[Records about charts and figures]
+ + + +

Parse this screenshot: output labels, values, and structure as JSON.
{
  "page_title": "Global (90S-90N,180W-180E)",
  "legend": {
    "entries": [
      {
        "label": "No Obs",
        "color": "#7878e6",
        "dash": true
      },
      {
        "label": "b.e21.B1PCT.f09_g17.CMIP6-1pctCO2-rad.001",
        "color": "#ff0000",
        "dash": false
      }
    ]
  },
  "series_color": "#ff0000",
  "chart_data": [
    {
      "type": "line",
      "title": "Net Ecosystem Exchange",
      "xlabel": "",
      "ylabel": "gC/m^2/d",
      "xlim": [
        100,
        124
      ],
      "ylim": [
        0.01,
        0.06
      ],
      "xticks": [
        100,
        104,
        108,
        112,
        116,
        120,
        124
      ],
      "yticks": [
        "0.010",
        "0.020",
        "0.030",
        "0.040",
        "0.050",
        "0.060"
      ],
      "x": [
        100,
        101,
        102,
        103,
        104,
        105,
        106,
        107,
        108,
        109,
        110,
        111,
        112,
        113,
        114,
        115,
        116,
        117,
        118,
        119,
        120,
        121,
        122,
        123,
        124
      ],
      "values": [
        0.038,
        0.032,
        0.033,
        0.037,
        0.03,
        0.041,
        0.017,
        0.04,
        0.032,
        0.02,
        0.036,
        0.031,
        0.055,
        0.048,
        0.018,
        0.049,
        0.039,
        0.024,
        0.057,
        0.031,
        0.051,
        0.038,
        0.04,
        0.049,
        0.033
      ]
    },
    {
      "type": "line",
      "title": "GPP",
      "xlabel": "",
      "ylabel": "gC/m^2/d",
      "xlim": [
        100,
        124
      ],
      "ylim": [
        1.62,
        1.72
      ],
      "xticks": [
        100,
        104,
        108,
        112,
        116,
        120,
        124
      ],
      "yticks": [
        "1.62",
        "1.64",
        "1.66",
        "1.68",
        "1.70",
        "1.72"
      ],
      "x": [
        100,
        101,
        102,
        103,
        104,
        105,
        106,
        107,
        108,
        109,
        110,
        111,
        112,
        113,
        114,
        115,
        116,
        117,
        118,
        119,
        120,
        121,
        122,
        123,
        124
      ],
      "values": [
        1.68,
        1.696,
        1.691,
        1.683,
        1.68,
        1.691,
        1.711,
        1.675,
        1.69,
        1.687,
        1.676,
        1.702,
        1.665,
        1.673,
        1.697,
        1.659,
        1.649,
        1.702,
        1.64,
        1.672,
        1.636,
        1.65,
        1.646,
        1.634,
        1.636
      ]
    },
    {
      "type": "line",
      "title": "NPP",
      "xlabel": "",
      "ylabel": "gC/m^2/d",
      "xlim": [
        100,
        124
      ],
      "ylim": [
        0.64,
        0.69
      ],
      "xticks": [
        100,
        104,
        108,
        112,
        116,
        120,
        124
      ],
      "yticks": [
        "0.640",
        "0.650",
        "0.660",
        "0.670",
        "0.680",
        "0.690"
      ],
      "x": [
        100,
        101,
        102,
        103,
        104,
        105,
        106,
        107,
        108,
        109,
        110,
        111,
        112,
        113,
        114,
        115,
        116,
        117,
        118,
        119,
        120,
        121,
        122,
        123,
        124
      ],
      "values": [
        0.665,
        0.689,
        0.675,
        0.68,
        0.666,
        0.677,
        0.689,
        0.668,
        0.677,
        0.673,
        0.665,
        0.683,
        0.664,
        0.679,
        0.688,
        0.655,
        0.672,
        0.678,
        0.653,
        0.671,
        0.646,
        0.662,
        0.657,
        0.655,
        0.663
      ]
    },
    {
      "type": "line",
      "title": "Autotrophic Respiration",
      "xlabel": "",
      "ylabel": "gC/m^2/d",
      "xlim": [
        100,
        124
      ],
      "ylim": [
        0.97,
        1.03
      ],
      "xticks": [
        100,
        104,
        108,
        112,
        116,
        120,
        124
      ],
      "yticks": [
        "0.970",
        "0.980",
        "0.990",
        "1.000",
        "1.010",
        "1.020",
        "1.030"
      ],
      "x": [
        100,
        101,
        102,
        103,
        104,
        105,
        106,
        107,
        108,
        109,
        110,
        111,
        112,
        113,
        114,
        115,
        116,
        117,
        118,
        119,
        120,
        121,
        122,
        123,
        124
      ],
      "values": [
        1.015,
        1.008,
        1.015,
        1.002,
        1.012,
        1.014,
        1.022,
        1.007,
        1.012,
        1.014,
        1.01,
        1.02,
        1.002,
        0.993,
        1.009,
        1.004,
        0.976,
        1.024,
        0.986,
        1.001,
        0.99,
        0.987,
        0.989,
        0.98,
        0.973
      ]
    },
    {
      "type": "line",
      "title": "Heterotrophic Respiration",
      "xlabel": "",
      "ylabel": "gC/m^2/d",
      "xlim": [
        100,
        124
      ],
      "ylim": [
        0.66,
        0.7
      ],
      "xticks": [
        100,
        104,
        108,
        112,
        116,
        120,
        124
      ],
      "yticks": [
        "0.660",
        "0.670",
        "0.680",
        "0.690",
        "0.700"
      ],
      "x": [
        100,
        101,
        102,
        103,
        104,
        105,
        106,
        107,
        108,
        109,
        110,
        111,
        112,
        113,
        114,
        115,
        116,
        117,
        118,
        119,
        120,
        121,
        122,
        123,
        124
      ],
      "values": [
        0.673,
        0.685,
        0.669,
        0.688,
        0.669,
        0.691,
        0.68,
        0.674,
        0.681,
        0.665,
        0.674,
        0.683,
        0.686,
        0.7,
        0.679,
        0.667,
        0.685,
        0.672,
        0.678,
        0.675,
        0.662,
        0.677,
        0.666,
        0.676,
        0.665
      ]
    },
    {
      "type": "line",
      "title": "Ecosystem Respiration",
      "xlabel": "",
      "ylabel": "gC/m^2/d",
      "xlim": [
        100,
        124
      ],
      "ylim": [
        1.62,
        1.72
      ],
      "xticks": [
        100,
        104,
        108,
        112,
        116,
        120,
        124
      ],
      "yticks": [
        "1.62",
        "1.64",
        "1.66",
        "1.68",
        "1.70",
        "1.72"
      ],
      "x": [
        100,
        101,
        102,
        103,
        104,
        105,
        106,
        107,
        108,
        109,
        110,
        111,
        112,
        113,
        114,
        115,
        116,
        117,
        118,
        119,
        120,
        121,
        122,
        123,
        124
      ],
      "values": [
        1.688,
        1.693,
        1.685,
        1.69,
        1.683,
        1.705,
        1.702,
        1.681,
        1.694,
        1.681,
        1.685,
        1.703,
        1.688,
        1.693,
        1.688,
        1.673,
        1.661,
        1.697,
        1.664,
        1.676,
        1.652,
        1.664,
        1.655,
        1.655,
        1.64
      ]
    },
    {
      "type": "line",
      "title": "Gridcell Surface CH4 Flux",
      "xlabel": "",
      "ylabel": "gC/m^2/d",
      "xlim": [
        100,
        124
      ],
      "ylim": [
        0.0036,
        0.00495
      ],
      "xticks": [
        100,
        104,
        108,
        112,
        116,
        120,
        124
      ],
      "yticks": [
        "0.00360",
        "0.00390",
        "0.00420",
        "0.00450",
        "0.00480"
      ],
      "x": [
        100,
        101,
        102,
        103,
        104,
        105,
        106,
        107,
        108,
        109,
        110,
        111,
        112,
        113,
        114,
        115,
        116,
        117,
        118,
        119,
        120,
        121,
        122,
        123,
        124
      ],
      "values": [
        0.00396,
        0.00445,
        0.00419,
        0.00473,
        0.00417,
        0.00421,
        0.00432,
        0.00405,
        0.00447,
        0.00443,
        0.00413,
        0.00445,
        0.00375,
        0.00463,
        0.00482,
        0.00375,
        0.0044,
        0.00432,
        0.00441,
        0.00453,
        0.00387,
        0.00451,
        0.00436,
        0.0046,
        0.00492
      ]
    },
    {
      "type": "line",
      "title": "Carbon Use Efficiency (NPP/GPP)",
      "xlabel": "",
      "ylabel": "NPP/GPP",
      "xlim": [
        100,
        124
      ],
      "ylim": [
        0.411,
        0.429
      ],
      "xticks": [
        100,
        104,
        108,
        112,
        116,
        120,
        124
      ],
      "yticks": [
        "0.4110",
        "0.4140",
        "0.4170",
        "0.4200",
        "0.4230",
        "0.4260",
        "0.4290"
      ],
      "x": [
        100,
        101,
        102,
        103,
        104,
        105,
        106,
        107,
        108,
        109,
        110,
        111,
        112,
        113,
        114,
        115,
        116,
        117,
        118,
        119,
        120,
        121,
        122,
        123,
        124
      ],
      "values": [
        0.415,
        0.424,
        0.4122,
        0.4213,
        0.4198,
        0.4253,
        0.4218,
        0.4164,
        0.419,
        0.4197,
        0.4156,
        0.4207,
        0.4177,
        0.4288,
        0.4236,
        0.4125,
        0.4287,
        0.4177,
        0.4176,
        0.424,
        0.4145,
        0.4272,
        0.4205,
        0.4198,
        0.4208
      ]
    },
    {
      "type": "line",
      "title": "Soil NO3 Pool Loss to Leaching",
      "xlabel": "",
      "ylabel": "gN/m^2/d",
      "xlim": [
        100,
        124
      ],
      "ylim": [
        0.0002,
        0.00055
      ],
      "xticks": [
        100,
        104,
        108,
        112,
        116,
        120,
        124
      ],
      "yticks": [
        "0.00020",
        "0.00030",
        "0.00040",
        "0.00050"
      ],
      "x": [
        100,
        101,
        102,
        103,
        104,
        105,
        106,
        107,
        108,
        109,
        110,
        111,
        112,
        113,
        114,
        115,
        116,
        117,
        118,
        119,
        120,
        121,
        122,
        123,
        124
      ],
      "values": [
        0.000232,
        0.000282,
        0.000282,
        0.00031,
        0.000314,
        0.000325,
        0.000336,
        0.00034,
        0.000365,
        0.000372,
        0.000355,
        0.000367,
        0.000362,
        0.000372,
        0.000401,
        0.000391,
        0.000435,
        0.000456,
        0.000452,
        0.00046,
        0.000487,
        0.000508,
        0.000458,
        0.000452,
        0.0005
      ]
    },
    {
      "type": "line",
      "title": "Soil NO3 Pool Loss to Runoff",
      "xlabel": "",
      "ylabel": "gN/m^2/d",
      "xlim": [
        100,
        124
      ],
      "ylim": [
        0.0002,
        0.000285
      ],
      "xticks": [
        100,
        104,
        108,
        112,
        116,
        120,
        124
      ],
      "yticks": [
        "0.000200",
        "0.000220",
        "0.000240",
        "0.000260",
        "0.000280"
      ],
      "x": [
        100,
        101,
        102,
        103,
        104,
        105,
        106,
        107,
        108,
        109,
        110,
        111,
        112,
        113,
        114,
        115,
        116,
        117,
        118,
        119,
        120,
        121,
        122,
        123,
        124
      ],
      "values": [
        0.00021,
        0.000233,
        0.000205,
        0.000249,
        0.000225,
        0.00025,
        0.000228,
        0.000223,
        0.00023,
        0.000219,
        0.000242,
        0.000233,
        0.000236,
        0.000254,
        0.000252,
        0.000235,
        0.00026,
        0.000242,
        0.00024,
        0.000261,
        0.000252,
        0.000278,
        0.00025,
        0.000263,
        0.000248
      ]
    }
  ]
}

+ + + +

Do this: State the count of lines above containing the string "Pool", and add nothing to it.

Task response: 2